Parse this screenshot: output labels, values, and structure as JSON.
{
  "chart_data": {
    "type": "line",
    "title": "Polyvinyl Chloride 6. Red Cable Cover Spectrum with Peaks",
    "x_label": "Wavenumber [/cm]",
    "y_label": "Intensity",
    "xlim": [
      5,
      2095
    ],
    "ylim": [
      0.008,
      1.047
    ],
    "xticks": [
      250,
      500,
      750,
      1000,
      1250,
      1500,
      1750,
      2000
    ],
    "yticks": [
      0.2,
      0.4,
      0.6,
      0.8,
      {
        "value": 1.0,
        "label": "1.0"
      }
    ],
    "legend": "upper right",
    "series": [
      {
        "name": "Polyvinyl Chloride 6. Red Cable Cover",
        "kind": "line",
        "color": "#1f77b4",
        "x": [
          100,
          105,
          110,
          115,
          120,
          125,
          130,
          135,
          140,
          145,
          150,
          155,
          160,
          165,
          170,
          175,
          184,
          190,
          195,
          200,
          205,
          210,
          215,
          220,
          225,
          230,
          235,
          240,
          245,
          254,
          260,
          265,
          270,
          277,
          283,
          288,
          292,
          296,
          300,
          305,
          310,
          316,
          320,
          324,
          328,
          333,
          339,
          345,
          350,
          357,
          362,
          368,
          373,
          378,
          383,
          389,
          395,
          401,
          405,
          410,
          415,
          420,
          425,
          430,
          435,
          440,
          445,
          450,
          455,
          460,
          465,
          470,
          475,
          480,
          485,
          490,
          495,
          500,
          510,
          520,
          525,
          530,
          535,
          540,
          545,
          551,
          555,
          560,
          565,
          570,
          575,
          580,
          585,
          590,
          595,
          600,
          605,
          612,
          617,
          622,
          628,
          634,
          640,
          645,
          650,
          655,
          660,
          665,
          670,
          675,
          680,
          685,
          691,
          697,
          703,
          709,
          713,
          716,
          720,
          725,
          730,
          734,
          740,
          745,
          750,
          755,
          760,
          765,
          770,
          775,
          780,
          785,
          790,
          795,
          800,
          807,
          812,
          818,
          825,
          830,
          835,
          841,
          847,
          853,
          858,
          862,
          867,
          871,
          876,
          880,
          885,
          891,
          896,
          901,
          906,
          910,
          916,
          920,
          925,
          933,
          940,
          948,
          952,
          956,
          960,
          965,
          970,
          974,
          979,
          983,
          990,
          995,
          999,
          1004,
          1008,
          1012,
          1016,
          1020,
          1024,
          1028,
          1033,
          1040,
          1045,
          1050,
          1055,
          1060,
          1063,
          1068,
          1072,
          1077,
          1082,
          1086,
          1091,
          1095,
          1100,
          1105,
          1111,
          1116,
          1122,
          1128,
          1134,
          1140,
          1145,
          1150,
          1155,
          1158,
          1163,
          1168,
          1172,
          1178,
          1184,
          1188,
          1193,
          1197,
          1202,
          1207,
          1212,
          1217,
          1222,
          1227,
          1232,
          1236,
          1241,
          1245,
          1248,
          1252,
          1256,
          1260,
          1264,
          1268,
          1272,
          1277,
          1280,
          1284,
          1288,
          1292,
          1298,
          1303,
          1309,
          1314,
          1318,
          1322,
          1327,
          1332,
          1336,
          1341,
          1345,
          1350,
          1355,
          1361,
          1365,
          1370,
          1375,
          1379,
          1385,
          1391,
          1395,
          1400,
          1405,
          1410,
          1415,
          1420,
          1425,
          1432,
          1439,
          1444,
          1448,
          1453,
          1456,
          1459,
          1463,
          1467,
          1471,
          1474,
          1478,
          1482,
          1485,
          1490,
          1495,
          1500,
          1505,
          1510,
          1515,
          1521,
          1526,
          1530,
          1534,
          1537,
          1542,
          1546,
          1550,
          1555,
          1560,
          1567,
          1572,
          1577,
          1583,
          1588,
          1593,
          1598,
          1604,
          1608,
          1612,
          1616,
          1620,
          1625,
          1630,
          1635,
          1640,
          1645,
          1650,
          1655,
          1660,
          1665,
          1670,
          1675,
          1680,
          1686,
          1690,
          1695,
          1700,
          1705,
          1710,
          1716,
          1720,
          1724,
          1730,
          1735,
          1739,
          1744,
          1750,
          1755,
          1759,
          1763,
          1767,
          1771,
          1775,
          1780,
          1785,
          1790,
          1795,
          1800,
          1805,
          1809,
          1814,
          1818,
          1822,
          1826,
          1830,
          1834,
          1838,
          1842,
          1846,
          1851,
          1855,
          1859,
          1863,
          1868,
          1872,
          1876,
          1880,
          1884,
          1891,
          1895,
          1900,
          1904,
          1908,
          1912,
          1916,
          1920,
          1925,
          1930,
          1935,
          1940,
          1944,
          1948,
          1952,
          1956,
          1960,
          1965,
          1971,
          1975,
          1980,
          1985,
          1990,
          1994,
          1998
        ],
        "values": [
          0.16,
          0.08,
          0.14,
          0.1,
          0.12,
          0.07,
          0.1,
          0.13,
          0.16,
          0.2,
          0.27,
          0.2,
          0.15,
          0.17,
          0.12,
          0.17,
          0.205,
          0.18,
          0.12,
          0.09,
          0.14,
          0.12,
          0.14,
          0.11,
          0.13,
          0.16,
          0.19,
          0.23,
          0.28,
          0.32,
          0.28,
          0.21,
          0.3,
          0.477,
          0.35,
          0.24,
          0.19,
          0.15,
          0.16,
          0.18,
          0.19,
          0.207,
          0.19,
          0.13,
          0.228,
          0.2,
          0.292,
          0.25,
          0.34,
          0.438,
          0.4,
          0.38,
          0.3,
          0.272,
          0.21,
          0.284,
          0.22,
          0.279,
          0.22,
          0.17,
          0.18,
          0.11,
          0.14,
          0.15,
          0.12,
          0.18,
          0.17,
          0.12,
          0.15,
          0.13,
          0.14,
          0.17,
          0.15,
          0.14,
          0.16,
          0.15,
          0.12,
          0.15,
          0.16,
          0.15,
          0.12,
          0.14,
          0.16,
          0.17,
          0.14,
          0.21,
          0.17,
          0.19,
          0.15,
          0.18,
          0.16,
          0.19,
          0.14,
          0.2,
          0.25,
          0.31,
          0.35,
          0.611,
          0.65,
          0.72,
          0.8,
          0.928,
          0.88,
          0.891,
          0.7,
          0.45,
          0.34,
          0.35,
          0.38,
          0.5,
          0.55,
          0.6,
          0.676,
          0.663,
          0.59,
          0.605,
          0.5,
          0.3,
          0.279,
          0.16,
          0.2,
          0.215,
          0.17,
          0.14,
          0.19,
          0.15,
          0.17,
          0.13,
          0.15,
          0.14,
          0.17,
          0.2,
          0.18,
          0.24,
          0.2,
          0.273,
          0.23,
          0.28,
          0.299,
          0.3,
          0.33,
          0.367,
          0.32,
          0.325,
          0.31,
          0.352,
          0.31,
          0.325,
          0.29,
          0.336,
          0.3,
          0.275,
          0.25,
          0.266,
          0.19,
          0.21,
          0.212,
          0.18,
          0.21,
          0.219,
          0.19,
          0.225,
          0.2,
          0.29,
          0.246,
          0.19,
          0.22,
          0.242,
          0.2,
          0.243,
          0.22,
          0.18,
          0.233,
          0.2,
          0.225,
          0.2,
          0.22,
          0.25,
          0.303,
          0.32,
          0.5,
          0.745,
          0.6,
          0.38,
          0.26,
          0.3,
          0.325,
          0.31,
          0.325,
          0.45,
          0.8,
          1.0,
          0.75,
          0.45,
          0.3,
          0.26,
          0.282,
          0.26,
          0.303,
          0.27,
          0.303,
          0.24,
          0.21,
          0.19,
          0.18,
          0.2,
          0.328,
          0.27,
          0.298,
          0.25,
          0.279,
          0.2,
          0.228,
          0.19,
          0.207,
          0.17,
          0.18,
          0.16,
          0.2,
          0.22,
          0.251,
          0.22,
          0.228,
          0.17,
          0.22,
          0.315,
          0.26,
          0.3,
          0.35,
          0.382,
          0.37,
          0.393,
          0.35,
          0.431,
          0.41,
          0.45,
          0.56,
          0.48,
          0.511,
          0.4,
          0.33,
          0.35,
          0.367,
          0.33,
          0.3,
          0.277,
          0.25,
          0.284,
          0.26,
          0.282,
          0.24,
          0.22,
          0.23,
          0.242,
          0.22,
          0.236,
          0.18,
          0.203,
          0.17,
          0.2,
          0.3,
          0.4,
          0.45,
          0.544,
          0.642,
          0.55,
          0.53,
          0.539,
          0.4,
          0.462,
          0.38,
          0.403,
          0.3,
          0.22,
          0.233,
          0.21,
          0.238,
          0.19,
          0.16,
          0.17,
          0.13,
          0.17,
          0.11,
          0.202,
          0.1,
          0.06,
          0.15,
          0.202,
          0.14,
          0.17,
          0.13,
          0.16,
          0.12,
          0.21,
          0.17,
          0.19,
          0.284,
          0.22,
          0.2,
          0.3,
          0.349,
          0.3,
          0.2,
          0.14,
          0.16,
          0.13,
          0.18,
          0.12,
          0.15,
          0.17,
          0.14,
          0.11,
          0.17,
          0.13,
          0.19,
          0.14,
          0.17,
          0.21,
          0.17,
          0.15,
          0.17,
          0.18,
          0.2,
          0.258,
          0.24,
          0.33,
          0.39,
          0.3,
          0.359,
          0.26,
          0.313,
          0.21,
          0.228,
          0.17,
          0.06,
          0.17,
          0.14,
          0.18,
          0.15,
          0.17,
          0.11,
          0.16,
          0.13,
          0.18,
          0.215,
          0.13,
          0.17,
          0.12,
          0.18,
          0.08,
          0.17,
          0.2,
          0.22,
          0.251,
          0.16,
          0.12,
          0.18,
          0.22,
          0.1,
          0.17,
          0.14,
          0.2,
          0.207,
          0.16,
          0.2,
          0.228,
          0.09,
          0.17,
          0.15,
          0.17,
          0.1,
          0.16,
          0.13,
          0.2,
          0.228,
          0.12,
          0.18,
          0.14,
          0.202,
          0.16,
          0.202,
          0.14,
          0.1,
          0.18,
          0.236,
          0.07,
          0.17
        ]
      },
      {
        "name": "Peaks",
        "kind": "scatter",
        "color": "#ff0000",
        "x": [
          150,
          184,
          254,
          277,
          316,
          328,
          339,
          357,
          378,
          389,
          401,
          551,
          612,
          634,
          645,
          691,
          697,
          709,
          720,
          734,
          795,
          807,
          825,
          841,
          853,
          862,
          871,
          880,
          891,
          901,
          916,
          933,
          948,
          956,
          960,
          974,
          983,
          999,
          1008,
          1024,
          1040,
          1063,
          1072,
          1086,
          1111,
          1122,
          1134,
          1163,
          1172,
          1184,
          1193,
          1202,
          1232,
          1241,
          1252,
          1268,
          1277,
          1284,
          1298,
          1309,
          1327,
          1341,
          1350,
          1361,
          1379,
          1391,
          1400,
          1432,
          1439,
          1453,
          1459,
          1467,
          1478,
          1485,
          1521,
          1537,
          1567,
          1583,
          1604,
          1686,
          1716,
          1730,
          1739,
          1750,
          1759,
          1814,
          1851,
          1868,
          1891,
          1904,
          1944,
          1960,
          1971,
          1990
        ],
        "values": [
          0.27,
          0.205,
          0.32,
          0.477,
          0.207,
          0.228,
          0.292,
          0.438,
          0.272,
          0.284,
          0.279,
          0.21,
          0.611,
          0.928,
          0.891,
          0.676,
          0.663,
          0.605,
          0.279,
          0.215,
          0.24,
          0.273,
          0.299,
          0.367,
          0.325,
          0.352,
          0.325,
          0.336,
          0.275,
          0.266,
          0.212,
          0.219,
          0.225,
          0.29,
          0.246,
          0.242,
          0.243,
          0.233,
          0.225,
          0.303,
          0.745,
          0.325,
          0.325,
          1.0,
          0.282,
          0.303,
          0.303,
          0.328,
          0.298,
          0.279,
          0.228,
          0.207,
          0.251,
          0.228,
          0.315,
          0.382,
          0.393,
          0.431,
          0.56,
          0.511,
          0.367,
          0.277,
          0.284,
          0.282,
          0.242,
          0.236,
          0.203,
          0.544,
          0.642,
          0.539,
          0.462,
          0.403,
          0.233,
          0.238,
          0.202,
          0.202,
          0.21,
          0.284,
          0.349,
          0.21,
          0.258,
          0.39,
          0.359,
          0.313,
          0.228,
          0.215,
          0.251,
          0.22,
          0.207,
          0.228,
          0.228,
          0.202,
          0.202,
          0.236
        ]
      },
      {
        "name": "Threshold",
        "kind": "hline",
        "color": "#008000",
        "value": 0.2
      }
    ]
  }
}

====================

• Aim: Count how many lines in the data above hold the string "color", and give the number with no other words.

• Finished answer: 3